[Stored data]
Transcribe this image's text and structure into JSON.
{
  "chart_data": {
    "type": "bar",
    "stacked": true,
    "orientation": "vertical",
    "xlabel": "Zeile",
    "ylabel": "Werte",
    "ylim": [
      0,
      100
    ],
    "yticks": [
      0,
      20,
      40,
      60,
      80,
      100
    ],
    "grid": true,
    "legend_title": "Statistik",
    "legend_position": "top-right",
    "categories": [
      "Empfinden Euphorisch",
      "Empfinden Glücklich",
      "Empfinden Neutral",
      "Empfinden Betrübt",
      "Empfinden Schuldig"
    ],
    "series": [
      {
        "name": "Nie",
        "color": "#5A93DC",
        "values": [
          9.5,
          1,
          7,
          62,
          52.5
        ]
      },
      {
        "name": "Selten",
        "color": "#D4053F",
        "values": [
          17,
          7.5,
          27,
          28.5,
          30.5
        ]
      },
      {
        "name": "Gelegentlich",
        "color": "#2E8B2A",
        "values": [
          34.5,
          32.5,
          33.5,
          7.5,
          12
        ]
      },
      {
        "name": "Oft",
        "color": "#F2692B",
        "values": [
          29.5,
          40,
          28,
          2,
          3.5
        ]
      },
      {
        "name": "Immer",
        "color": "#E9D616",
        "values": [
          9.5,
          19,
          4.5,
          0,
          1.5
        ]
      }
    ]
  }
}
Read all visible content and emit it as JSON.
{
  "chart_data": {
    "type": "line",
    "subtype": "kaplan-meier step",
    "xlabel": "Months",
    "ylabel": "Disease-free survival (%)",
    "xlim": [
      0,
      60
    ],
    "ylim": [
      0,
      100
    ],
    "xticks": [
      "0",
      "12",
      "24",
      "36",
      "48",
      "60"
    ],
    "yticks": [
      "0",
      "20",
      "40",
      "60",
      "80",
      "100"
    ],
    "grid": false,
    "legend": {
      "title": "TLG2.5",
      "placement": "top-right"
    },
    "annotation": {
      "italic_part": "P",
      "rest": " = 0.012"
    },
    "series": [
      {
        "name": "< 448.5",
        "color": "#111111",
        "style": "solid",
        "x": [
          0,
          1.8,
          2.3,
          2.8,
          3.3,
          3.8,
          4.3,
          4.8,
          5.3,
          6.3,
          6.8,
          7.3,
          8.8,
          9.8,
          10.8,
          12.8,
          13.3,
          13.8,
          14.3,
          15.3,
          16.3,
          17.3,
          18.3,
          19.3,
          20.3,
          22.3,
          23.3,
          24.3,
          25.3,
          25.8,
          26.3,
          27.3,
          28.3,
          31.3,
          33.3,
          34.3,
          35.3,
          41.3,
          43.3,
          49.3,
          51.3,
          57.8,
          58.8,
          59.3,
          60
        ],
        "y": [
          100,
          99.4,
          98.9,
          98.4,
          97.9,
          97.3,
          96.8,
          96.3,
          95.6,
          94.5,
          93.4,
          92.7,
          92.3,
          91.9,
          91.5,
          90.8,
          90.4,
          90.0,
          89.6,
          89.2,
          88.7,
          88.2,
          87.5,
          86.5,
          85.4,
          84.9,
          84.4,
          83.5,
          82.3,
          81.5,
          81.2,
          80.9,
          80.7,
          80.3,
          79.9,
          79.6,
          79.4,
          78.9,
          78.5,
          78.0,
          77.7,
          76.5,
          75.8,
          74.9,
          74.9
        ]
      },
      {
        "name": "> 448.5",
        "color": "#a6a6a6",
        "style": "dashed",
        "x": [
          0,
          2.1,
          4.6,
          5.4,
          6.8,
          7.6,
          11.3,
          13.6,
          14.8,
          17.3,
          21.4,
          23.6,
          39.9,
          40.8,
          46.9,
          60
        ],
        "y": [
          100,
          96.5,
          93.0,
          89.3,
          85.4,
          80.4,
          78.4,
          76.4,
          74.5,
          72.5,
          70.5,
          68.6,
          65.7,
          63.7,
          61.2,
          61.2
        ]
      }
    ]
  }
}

Exercise instructions
Restate the whole listing exactly.

Solution
Transcribe this image's text and structure into JSON.
{
  "chart_data": {
    "type": "bar",
    "stacked": true,
    "orientation": "vertical",
    "xlabel": "Zeile",
    "ylabel": "Werte",
    "ylim": [
      0,
      100
    ],
    "yticks": [
      0,
      20,
      40,
      60,
      80,
      100
    ],
    "grid": true,
    "legend_title": "Statistik",
    "legend_position": "top-right",
    "categories": [
      "Empfinden Euphorisch",
      "Empfinden Glücklich",
      "Empfinden Neutral",
      "Empfinden Betrübt",
      "Empfinden Schuldig"
    ],
    "series": [
      {
        "name": "Nie",
        "color": "#5A93DC",
        "values": [
          9.5,
          1,
          7,
          62,
          52.5
        ]
      },
      {
        "name": "Selten",
        "color": "#D4053F",
        "values": [
          17,
          7.5,
          27,
          28.5,
          30.5
        ]
      },
      {
        "name": "Gelegentlich",
        "color": "#2E8B2A",
        "values": [
          34.5,
          32.5,
          33.5,
          7.5,
          12
        ]
      },
      {
        "name": "Oft",
        "color": "#F2692B",
        "values": [
          29.5,
          40,
          28,
          2,
          3.5
        ]
      },
      {
        "name": "Immer",
        "color": "#E9D616",
        "values": [
          9.5,
          19,
          4.5,
          0,
          1.5
        ]
      }
    ]
  }
}
Read all visible content and emit it as JSON.
{
  "chart_data": {
    "type": "line",
    "subtype": "kaplan-meier step",
    "xlabel": "Months",
    "ylabel": "Disease-free survival (%)",
    "xlim": [
      0,
      60
    ],
    "ylim": [
      0,
      100
    ],
    "xticks": [
      "0",
      "12",
      "24",
      "36",
      "48",
      "60"
    ],
    "yticks": [
      "0",
      "20",
      "40",
      "60",
      "80",
      "100"
    ],
    "grid": false,
    "legend": {
      "title": "TLG2.5",
      "placement": "top-right"
    },
    "annotation": {
      "italic_part": "P",
      "rest": " = 0.012"
    },
    "series": [
      {
        "name": "< 448.5",
        "color": "#111111",
        "style": "solid",
        "x": [
          0,
          1.8,
          2.3,
          2.8,
          3.3,
          3.8,
          4.3,
          4.8,
          5.3,
          6.3,
          6.8,
          7.3,
          8.8,
          9.8,
          10.8,
          12.8,
          13.3,
          13.8,
          14.3,
          15.3,
          16.3,
          17.3,
          18.3,
          19.3,
          20.3,
          22.3,
          23.3,
          24.3,
          25.3,
          25.8,
          26.3,
          27.3,
          28.3,
          31.3,
          33.3,
          34.3,
          35.3,
          41.3,
          43.3,
          49.3,
          51.3,
          57.8,
          58.8,
          59.3,
          60
        ],
        "y": [
          100,
          99.4,
          98.9,
          98.4,
          97.9,
          97.3,
          96.8,
          96.3,
          95.6,
          94.5,
          93.4,
          92.7,
          92.3,
          91.9,
          91.5,
          90.8,
          90.4,
          90.0,
          89.6,
          89.2,
          88.7,
          88.2,
          87.5,
          86.5,
          85.4,
          84.9,
          84.4,
          83.5,
          82.3,
          81.5,
          81.2,
          80.9,
          80.7,
          80.3,
          79.9,
          79.6,
          79.4,
          78.9,
          78.5,
          78.0,
          77.7,
          76.5,
          75.8,
          74.9,
          74.9
        ]
      },
      {
        "name": "> 448.5",
        "color": "#a6a6a6",
        "style": "dashed",
        "x": [
          0,
          2.1,
          4.6,
          5.4,
          6.8,
          7.6,
          11.3,
          13.6,
          14.8,
          17.3,
          21.4,
          23.6,
          39.9,
          40.8,
          46.9,
          60
        ],
        "y": [
          100,
          96.5,
          93.0,
          89.3,
          85.4,
          80.4,
          78.4,
          76.4,
          74.5,
          72.5,
          70.5,
          68.6,
          65.7,
          63.7,
          61.2,
          61.2
        ]
      }
    ]
  }
}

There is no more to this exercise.